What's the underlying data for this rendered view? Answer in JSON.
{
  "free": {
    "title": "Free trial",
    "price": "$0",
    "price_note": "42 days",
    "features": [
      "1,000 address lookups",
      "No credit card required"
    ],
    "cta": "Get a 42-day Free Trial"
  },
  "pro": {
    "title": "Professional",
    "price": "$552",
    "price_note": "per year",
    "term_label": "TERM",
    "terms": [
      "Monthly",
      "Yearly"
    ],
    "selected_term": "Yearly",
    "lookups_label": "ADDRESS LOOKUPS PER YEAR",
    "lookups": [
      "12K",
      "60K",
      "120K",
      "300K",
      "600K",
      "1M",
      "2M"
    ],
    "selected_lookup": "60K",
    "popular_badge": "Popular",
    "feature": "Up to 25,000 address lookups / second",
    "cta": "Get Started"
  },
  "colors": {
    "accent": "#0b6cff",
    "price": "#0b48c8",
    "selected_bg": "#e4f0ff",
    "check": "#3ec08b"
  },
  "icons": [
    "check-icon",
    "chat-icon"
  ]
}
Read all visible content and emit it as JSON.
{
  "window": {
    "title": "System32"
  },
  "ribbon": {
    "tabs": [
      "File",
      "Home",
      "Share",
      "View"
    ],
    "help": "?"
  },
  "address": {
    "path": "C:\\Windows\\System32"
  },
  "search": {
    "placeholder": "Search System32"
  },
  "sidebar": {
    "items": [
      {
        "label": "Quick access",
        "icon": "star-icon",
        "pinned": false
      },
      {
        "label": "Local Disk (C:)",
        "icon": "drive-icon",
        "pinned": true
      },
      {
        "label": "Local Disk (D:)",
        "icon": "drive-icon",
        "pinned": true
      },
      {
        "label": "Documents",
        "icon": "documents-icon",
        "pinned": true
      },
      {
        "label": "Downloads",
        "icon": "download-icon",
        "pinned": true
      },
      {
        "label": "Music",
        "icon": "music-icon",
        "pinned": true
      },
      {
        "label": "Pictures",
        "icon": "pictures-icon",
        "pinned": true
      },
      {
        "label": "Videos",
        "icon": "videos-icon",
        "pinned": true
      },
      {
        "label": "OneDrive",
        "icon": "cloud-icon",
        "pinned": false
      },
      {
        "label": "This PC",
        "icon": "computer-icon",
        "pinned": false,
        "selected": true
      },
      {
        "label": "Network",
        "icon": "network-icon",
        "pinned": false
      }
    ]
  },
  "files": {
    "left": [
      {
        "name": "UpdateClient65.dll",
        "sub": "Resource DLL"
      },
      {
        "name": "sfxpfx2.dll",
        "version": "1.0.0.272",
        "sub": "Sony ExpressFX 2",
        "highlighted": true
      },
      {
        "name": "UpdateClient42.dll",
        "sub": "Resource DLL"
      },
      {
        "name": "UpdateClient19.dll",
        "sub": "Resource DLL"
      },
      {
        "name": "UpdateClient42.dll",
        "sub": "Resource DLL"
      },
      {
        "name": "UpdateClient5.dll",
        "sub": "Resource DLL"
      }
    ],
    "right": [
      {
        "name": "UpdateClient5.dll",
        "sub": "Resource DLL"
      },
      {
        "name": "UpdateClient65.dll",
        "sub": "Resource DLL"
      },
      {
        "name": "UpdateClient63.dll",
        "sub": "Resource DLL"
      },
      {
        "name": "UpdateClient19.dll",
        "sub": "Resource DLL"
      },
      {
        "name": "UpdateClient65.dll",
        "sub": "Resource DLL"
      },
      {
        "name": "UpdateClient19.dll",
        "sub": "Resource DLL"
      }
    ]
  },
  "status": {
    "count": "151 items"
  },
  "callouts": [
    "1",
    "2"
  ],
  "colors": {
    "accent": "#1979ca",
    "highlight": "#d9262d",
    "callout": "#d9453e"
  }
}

---

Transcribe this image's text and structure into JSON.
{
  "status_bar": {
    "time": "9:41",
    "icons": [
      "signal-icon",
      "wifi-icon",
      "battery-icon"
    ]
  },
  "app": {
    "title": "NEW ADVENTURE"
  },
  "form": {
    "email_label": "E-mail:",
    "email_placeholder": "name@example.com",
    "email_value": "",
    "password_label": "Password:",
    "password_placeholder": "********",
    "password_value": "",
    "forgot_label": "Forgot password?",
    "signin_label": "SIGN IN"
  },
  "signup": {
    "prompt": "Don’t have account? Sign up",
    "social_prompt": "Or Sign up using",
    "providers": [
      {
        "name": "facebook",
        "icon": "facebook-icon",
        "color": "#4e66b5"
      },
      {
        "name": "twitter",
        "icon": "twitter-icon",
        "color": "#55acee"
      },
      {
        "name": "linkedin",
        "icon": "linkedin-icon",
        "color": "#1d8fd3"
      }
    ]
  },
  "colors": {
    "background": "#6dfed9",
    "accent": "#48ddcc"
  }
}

--

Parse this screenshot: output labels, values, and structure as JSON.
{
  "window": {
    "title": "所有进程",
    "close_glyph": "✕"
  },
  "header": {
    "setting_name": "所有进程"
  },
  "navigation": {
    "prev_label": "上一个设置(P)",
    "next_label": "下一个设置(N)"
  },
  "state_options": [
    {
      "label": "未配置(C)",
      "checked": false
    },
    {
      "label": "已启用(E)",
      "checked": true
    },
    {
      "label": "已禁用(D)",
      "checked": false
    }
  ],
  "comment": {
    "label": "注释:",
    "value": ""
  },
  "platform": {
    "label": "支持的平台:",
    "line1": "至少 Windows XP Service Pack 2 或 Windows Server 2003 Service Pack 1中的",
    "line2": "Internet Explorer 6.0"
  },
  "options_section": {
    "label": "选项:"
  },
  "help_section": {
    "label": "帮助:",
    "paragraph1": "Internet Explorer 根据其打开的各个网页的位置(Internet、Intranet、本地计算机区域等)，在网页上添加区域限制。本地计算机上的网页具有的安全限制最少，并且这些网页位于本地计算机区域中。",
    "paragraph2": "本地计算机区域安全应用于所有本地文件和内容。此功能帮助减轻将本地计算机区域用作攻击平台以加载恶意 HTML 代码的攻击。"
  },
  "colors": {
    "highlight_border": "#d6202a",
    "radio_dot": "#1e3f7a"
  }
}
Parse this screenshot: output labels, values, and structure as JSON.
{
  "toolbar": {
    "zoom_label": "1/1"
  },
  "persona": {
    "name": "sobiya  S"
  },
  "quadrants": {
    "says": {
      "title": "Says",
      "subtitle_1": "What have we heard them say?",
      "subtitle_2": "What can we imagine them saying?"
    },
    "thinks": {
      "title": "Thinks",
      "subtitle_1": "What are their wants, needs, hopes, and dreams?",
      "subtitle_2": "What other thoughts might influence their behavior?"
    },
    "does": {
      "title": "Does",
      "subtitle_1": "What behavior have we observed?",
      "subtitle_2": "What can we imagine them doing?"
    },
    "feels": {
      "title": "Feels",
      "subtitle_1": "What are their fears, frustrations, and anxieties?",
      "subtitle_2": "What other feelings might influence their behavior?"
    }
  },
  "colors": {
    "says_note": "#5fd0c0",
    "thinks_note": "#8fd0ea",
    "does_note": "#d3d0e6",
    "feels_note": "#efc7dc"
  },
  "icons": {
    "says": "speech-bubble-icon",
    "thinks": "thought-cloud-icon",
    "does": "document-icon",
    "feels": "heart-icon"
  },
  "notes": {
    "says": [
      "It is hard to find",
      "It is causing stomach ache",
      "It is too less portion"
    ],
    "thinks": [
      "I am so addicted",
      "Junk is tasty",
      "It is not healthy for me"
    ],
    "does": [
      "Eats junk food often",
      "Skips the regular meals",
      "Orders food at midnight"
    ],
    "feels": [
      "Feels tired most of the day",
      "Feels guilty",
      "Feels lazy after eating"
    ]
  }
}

## [Set exercise]
In the records above, how many lines contain the string "food"? State that number only.

## [Answer to the exercise]
2